Exercise task:
Some lines in the records below may hold the word "screenshot"; give the number of those lines and nothing else.

(Excerpts from a figure dataset)
-=-=-=-=-
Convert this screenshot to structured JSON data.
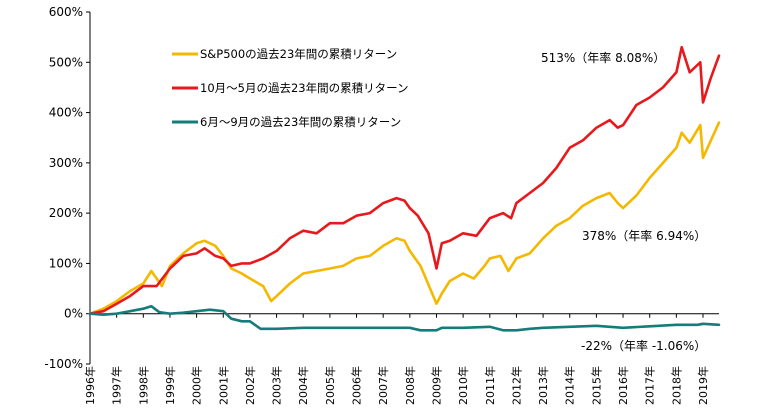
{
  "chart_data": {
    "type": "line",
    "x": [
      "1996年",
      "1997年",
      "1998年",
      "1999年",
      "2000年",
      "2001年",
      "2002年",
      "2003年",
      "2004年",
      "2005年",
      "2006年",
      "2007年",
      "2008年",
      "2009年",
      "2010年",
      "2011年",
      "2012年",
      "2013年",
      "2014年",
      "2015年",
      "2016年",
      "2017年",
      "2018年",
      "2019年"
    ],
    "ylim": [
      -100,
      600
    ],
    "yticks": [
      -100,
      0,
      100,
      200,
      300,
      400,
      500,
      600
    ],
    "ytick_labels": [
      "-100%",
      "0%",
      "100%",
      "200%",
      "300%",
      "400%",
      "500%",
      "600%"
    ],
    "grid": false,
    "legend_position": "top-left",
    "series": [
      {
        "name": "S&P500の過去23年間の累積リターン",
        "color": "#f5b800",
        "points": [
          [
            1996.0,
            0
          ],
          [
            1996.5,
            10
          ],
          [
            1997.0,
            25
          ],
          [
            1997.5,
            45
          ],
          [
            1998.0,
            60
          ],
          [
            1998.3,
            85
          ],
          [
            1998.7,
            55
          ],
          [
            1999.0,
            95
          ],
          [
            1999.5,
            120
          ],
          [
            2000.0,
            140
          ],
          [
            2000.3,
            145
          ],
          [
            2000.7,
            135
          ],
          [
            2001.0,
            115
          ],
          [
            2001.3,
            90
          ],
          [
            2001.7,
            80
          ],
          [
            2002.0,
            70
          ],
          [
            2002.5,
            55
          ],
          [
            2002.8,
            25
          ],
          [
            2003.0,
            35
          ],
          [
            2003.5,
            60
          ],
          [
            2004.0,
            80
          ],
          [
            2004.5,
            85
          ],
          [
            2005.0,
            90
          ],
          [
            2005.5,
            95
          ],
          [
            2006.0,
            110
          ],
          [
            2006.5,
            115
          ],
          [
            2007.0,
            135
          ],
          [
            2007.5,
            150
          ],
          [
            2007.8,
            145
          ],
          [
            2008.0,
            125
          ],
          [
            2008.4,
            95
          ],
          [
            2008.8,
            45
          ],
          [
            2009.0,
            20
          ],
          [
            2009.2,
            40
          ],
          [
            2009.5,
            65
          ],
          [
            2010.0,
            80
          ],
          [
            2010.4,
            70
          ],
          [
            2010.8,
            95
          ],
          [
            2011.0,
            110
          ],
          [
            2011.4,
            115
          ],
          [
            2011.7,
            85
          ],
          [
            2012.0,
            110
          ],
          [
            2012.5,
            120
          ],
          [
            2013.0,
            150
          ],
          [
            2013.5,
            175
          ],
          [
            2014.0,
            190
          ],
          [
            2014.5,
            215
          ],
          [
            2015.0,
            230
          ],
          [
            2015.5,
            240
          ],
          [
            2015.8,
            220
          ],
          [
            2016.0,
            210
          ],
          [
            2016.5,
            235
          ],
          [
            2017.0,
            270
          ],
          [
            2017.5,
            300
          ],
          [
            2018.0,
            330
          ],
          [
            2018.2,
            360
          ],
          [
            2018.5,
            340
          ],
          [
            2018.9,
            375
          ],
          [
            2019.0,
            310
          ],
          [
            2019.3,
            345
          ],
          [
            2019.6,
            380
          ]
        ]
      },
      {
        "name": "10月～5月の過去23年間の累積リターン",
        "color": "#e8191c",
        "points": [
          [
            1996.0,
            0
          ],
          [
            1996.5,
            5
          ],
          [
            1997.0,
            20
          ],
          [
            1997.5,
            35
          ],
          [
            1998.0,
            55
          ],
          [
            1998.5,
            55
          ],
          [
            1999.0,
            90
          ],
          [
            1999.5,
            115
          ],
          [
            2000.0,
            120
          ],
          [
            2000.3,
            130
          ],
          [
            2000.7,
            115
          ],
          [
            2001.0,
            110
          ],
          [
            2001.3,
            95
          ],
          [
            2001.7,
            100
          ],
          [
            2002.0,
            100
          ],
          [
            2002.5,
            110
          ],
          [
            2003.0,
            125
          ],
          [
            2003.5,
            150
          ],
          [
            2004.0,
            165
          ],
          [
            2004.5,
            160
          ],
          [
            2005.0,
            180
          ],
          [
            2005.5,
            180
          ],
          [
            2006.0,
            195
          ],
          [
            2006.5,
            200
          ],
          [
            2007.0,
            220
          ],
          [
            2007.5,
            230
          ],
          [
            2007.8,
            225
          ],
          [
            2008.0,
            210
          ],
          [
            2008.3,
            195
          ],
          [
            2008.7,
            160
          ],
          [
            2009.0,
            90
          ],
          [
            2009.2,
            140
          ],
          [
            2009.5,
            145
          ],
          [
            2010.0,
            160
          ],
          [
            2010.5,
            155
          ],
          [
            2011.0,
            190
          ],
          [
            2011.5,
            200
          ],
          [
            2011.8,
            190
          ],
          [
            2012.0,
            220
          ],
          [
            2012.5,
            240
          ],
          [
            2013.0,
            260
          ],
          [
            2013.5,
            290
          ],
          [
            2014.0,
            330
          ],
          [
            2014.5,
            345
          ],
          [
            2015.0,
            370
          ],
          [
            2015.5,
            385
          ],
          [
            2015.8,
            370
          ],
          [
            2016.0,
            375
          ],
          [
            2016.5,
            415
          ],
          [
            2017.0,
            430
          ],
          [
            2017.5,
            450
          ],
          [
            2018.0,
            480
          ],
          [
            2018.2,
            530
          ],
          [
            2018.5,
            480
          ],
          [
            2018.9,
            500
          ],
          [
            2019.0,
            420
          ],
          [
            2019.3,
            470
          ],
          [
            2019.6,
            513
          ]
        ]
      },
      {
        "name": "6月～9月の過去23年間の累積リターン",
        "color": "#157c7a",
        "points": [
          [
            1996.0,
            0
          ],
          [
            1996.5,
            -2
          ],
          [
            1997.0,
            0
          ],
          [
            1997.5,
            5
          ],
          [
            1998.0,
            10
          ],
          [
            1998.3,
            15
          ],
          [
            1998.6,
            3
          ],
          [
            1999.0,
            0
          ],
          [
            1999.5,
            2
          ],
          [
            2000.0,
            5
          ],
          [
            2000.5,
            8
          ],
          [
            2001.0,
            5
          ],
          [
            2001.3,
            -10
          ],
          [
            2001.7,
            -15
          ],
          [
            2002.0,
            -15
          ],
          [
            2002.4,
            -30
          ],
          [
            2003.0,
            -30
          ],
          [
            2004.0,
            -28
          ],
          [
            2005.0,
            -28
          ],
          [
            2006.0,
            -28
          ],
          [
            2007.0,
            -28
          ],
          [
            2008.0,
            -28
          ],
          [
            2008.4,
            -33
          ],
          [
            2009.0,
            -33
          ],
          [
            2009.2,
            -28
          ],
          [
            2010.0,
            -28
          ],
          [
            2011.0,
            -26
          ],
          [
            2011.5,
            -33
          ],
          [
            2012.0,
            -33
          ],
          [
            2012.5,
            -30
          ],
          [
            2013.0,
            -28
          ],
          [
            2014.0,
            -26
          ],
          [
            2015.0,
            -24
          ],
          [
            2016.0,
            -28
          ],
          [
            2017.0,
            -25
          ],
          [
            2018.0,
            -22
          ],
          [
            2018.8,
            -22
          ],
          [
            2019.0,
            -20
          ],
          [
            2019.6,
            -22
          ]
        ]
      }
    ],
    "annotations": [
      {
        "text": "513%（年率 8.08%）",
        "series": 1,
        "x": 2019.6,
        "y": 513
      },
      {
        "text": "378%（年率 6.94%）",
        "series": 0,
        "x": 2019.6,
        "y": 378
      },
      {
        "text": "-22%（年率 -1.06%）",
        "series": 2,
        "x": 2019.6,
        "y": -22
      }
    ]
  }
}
-=-=-=-=-
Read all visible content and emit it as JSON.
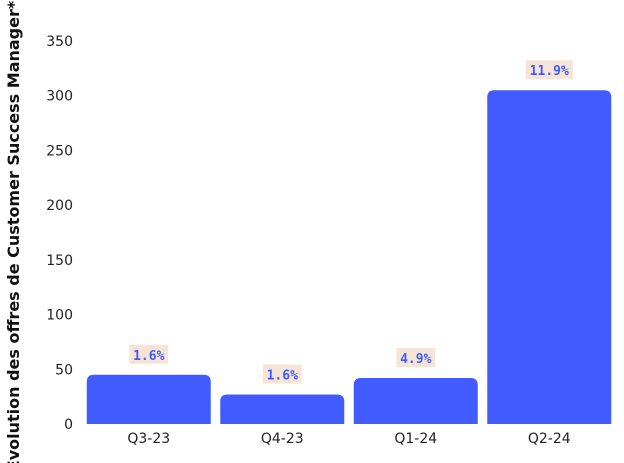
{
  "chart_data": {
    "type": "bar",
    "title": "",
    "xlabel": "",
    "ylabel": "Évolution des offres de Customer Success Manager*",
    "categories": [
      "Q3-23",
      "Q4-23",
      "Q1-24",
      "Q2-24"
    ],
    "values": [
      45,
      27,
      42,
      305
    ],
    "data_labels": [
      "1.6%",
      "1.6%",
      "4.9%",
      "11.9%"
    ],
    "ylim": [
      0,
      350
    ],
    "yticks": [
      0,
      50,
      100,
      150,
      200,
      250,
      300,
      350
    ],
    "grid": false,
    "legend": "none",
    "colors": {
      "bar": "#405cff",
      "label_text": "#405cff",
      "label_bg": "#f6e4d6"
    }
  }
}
-=-=-=-=-
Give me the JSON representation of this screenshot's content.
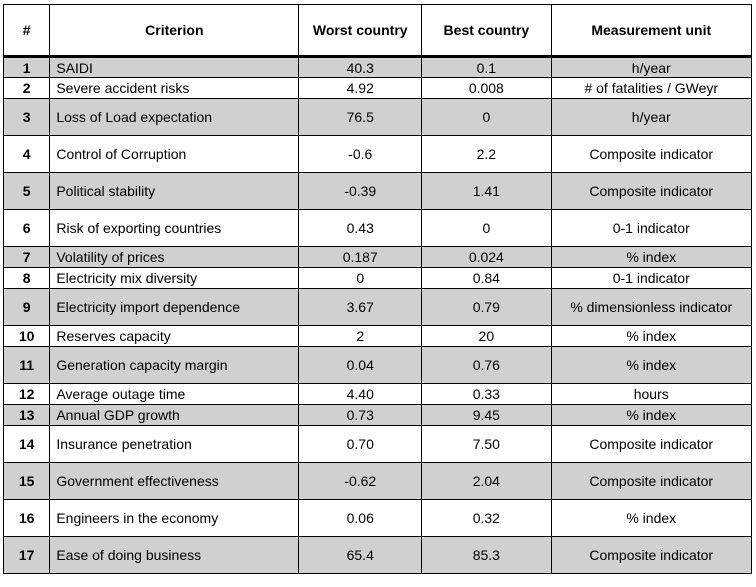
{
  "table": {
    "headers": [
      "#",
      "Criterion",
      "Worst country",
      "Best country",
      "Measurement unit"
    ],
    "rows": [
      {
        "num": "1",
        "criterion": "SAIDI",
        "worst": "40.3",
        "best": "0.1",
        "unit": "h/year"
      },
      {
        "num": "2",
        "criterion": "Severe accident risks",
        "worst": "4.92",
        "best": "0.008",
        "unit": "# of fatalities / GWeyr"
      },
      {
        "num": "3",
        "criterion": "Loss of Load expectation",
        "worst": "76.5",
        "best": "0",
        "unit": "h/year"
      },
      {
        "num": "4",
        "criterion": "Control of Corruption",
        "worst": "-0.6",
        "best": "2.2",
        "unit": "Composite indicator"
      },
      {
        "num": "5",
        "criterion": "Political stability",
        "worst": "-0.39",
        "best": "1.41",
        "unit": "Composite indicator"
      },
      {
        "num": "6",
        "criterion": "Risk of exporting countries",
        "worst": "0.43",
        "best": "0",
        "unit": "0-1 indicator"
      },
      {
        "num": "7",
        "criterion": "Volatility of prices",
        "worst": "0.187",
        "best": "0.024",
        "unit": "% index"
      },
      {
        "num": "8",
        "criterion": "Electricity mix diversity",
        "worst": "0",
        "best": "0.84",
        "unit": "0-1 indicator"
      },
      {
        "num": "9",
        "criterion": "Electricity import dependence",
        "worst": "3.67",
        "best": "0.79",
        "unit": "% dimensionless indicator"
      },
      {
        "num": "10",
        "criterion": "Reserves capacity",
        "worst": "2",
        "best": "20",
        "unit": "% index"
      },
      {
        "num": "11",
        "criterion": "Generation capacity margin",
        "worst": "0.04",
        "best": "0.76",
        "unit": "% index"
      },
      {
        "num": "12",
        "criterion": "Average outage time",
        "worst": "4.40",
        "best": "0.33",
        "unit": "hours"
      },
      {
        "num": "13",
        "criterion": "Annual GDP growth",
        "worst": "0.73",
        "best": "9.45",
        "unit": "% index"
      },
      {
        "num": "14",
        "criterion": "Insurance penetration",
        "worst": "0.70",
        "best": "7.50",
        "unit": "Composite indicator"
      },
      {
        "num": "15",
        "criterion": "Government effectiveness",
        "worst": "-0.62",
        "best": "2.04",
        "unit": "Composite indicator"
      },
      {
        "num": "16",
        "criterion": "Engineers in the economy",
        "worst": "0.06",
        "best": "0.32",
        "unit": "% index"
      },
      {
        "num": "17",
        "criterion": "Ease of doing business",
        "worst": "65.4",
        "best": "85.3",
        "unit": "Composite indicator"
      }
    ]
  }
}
-=-=-=-=-
Right answer:
2